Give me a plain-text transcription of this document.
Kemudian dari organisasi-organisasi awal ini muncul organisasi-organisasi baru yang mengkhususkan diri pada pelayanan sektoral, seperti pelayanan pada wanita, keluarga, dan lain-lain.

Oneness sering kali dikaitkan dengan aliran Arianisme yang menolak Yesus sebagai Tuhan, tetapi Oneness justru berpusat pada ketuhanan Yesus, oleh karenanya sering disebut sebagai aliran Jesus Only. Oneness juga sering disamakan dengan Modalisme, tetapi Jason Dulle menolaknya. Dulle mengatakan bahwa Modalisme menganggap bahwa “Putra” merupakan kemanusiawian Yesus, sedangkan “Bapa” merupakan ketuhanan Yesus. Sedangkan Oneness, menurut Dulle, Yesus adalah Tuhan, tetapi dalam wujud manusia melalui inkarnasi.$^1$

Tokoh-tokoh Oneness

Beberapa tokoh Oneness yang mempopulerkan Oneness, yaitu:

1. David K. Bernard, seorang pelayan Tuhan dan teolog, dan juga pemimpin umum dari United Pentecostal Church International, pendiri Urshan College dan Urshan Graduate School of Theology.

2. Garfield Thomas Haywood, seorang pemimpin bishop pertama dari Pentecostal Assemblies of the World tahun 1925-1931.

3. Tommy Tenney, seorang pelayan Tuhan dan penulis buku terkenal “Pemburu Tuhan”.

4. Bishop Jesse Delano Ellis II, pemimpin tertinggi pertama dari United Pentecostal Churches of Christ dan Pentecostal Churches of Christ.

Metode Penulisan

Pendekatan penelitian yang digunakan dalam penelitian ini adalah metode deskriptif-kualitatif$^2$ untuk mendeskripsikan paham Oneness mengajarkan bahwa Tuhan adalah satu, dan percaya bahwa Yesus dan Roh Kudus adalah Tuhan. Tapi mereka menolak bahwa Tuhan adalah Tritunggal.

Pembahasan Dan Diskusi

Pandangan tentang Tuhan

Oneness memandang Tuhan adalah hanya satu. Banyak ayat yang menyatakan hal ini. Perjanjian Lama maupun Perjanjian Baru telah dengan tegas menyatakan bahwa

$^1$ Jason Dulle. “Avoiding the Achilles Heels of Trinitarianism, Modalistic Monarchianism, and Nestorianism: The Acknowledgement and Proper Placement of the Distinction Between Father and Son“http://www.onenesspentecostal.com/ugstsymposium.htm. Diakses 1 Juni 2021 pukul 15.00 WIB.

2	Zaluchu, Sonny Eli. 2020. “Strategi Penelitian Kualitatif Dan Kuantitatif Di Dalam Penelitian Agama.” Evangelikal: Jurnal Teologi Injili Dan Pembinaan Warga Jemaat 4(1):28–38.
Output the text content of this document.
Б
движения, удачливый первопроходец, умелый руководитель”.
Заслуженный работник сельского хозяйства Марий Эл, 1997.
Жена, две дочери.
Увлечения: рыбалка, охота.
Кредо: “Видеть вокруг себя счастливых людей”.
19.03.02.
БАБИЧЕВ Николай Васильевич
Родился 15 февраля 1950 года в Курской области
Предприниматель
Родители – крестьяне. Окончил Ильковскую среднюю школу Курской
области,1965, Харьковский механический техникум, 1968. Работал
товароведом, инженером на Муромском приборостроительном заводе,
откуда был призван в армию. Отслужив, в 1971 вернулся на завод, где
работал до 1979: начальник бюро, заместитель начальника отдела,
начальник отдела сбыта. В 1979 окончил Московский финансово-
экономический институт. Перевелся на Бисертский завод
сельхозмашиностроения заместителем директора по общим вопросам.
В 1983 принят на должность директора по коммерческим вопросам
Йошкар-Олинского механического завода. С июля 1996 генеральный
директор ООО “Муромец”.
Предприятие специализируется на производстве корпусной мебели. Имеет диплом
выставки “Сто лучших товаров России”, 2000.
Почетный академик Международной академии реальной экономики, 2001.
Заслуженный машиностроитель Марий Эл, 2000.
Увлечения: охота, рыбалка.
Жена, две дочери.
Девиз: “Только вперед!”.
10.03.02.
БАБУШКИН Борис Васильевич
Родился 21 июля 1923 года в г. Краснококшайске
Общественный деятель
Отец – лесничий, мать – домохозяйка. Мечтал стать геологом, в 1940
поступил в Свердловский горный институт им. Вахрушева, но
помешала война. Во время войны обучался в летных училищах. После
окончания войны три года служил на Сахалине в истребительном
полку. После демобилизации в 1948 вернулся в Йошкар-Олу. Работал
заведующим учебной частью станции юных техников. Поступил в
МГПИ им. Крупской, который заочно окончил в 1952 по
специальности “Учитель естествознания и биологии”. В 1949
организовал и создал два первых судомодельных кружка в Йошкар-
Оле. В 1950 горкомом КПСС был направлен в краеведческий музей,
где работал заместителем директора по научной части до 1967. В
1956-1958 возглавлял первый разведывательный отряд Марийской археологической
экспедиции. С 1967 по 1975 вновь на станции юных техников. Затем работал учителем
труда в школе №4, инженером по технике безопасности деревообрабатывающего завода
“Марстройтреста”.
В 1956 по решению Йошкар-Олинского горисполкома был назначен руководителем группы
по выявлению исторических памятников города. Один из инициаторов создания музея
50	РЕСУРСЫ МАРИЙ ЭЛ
-*-
# Problem description:
Only lines with "войны" are wanted here; list each of them.

# Written solution:
помешала война. Во время войны обучался в летных училищах. После
окончания войны три года служил на Сахалине в истребительном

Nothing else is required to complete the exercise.